------ Records for this task

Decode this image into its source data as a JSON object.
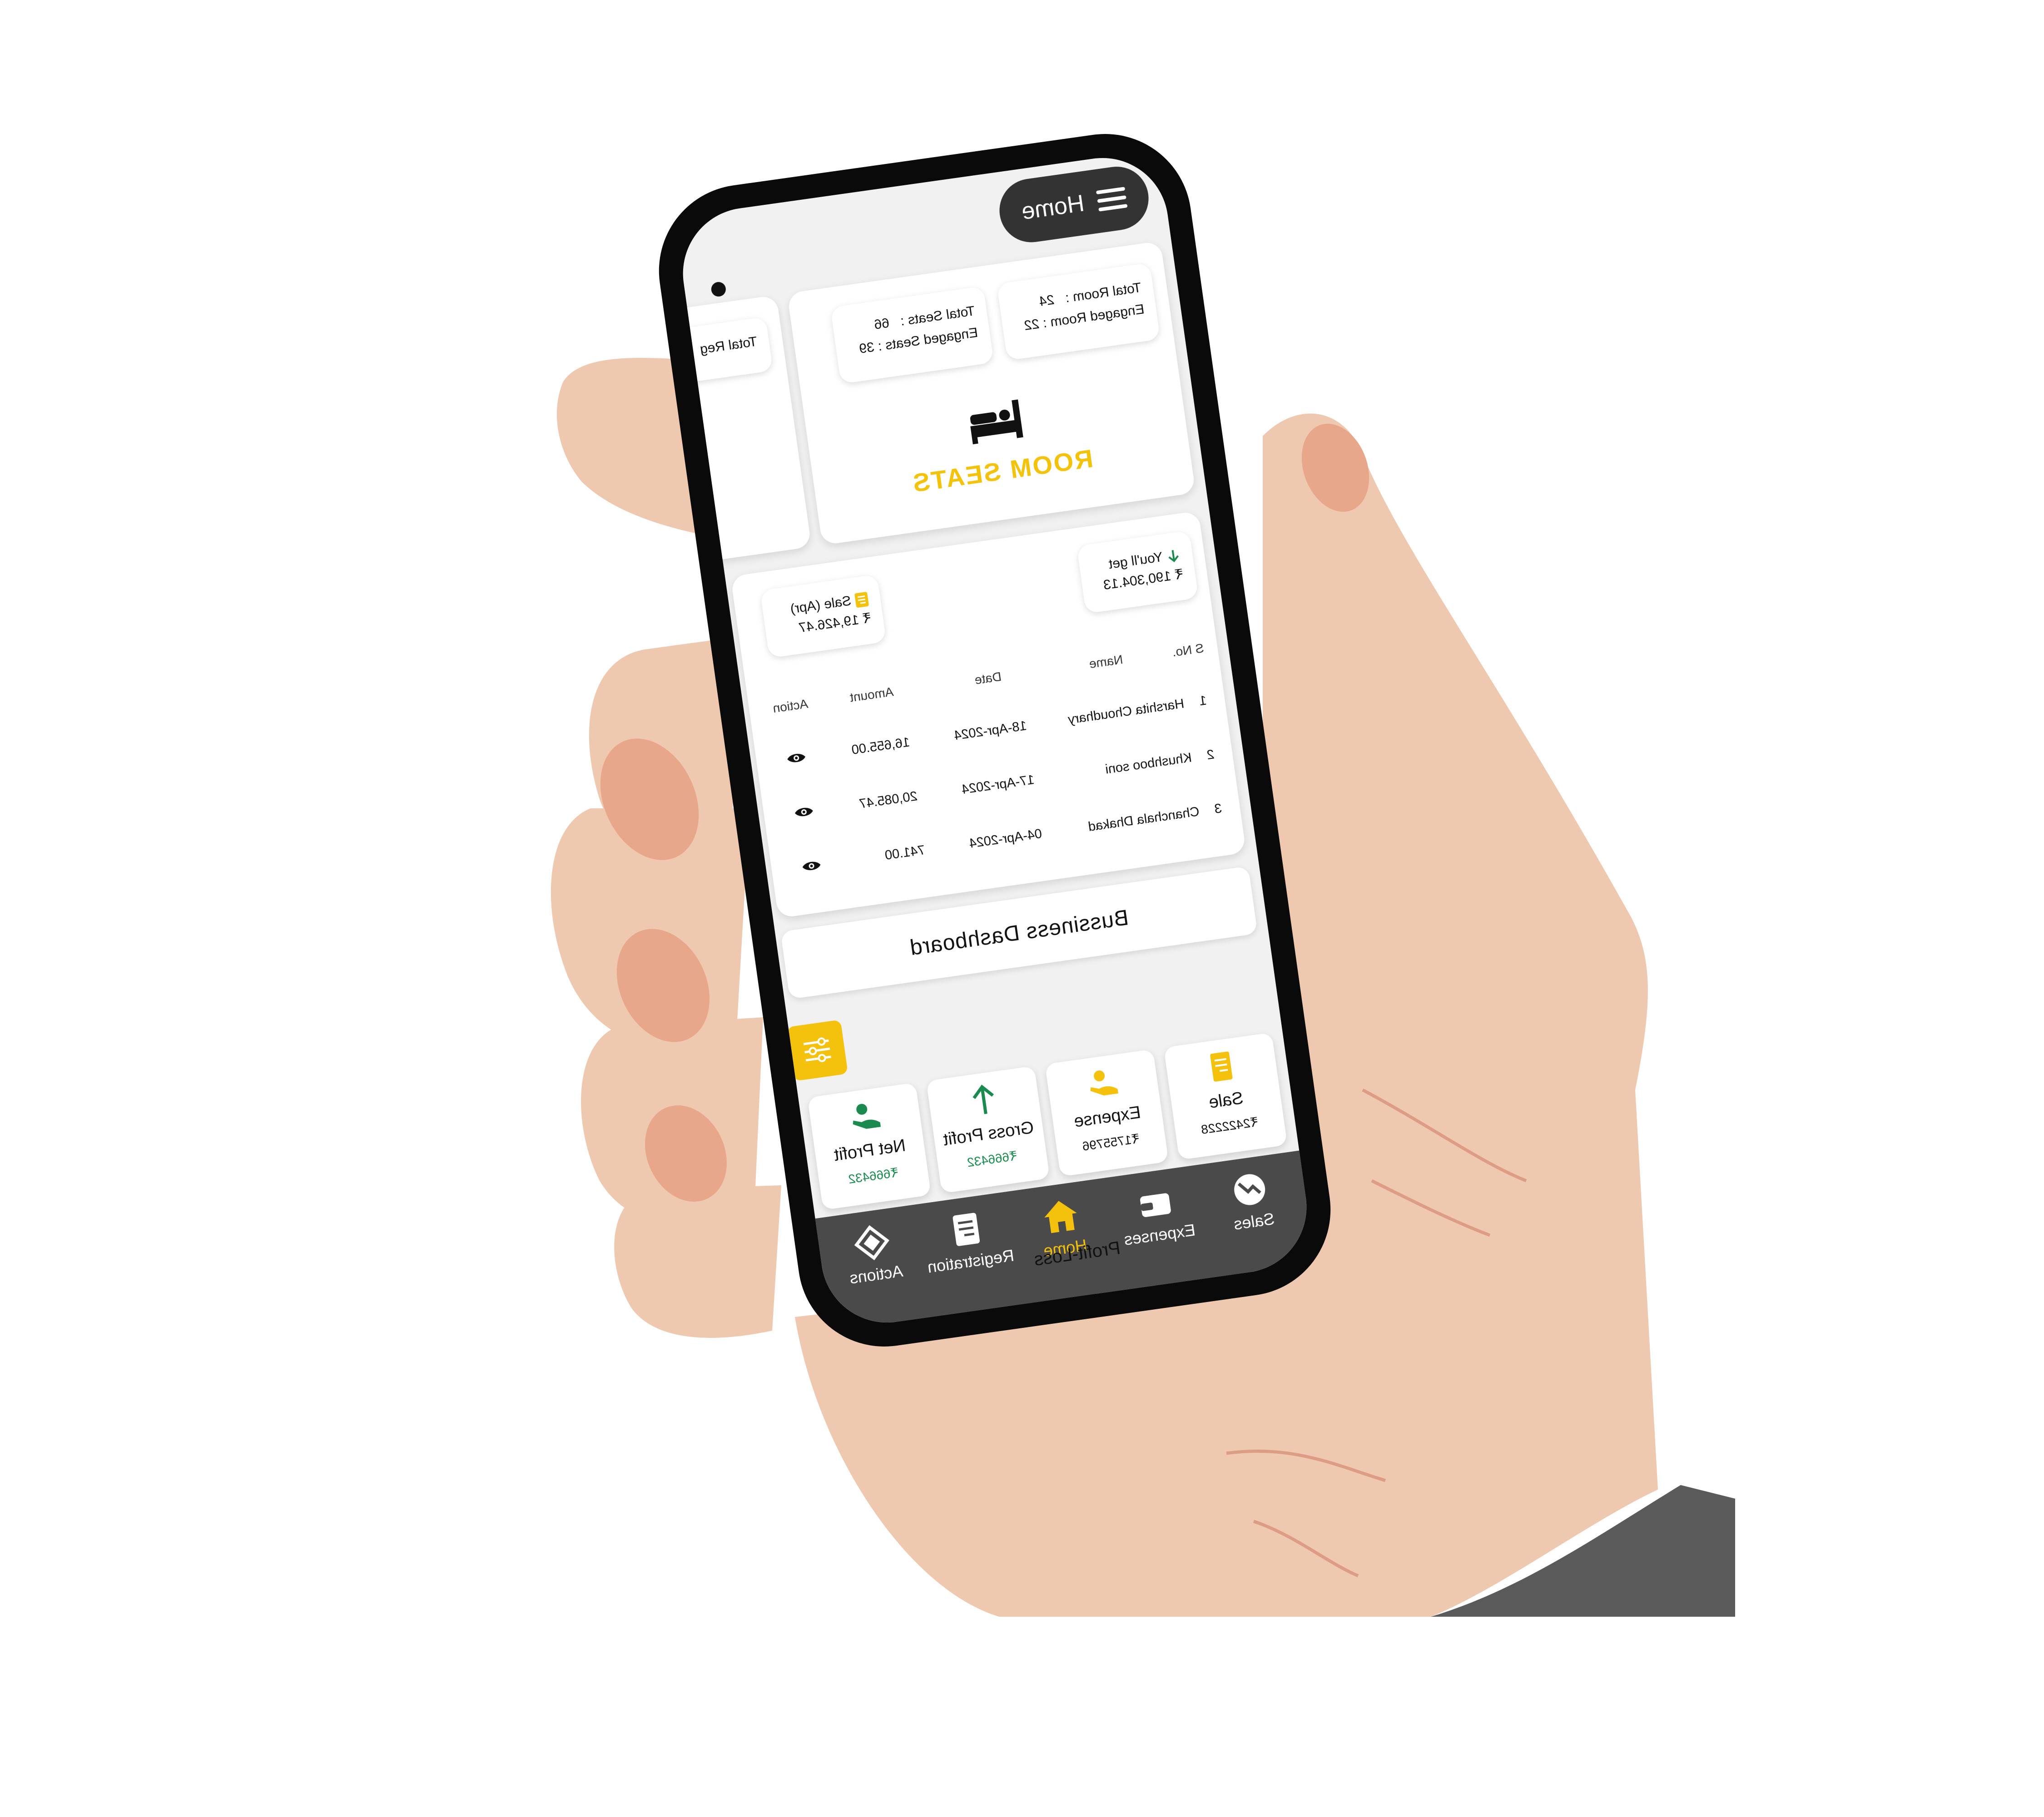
{
  "header": {
    "title": "Home"
  },
  "room_card": {
    "title": "ROOM SEATS",
    "total_room_label": "Total Room :",
    "total_room_value": "24",
    "engaged_room_label": "Engaged Room :",
    "engaged_room_value": "22",
    "total_seats_label": "Total Seats :",
    "total_seats_value": "66",
    "engaged_seats_label": "Engaged Seats :",
    "engaged_seats_value": "39"
  },
  "side_card": {
    "label": "Total Reg"
  },
  "summary": {
    "you_get_label": "You'll get",
    "you_get_value": "₹ 190,304.13",
    "sale_label": "Sale (Apr)",
    "sale_value": "₹ 19,426.47"
  },
  "table": {
    "headers": [
      "S No.",
      "Name",
      "Date",
      "Amount",
      "Action"
    ],
    "rows": [
      {
        "sno": "1",
        "name": "Harshita Choudhary",
        "date": "18-Apr-2024",
        "amount": "16,655.00"
      },
      {
        "sno": "2",
        "name": "Khushboo soni",
        "date": "17-Apr-2024",
        "amount": "20,085.47"
      },
      {
        "sno": "3",
        "name": "Chanchala  Dhakad",
        "date": "04-Apr-2024",
        "amount": "741.00"
      }
    ]
  },
  "dashboard_button": "Bussiness Dashboard",
  "tiles": [
    {
      "label": "Sale",
      "value": "₹2422228",
      "icon": "receipt-icon"
    },
    {
      "label": "Expense",
      "value": "₹1755796",
      "icon": "hand-coin-icon"
    },
    {
      "label": "Gross Profit",
      "value": "₹666432",
      "icon": "arrow-up-icon"
    },
    {
      "label": "Net Profit",
      "value": "₹666432",
      "icon": "hand-money-icon"
    }
  ],
  "nav": {
    "items": [
      {
        "label": "Sales",
        "icon": "trend-icon"
      },
      {
        "label": "Expenses",
        "icon": "wallet-icon"
      },
      {
        "label": "Home",
        "icon": "home-icon"
      },
      {
        "label": "Registration",
        "icon": "document-icon"
      },
      {
        "label": "Actions",
        "icon": "actions-icon"
      }
    ],
    "overlay_text": "Profit-Loss"
  },
  "colors": {
    "accent": "#f4c20d",
    "green": "#1b8a4f",
    "nav_bg": "#4a4a4a",
    "skin": "#efc8b0",
    "sleeve": "#5a5a5a"
  }
}
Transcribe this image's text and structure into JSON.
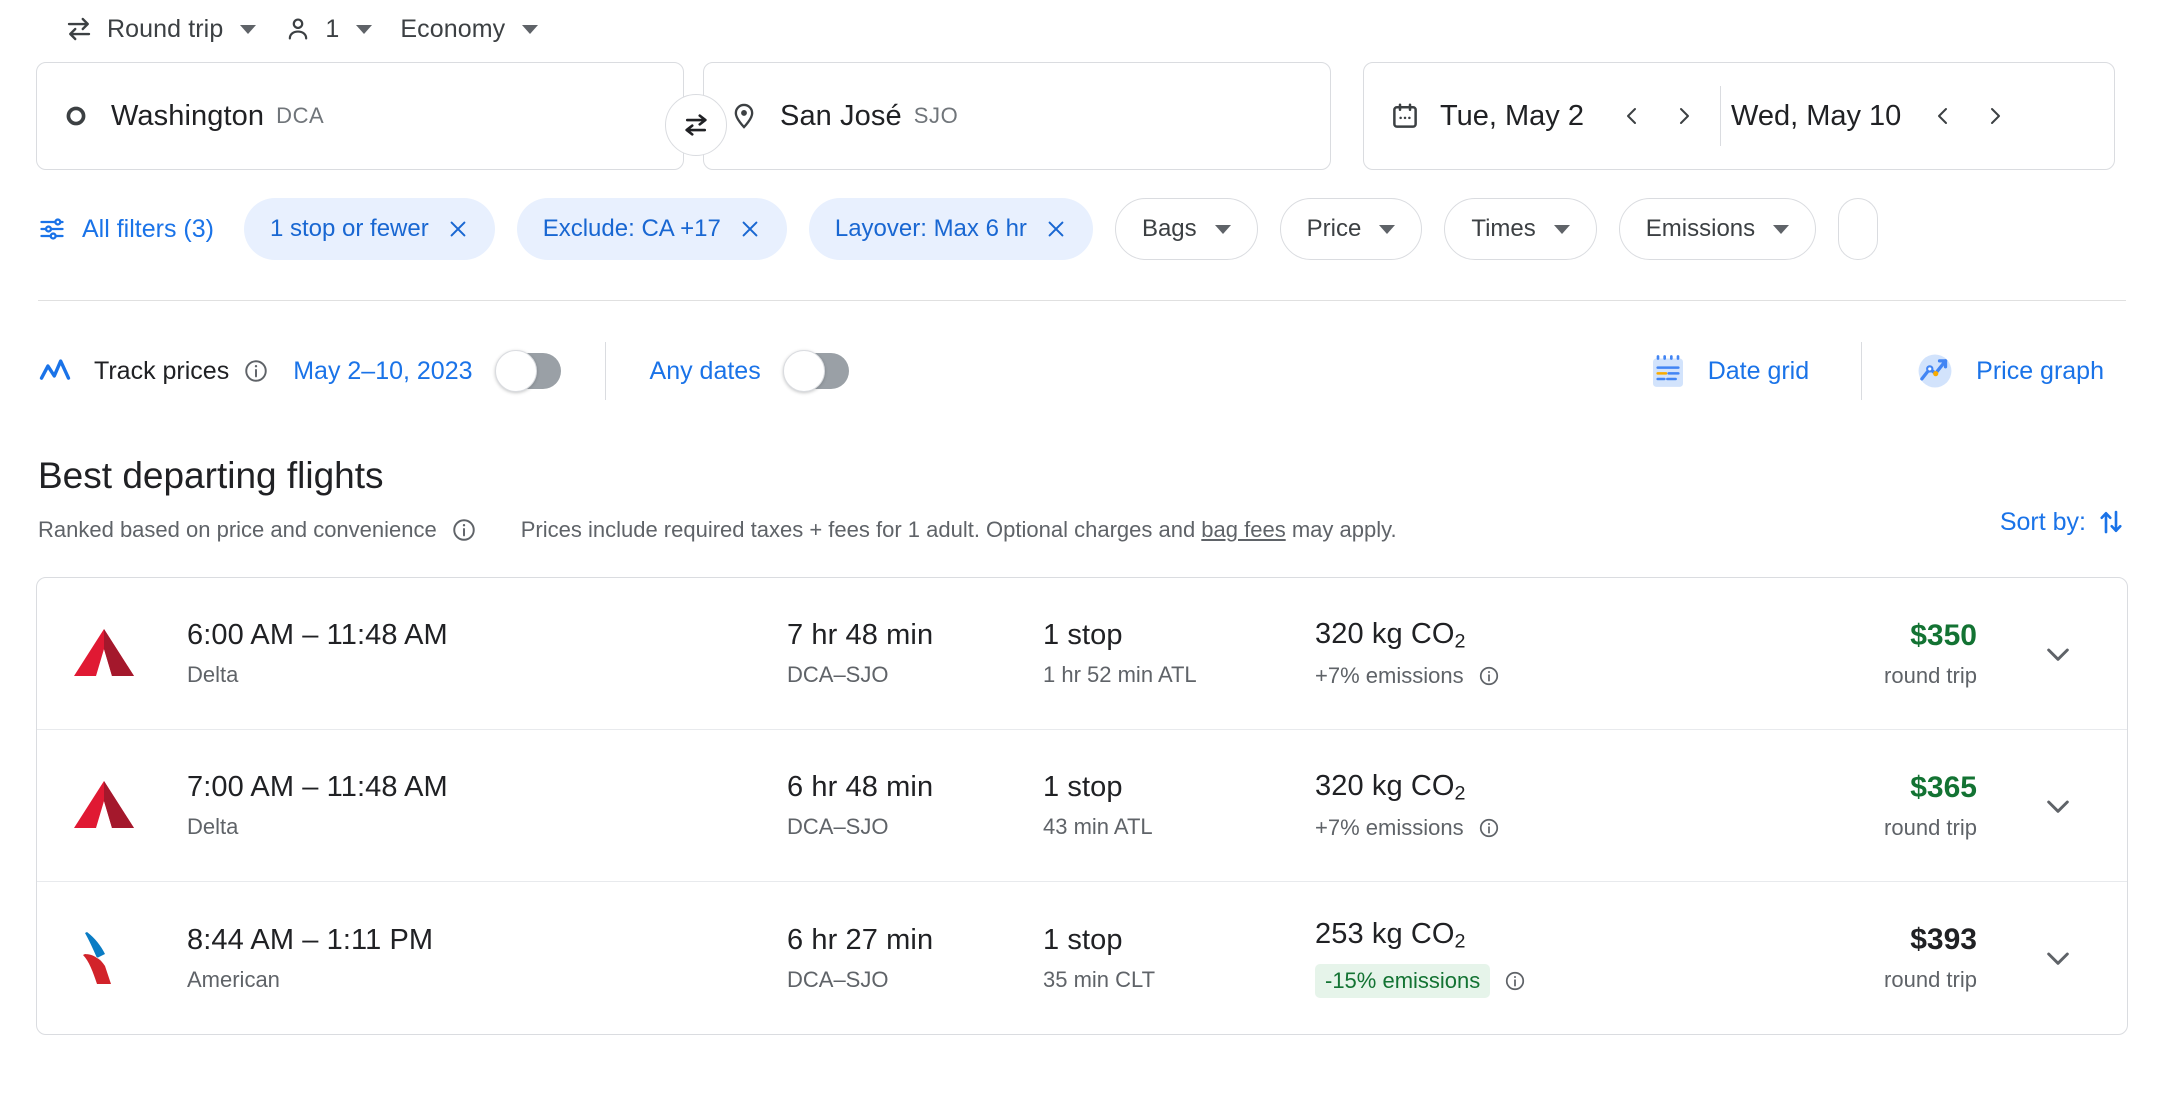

------------

» **To be done**
Extract lines where the string "Profit" occurs.

» **Reply**
      "label": "Gross Profit",
      "label": "Net Profit",
    "overlay_text": "Profit-Loss"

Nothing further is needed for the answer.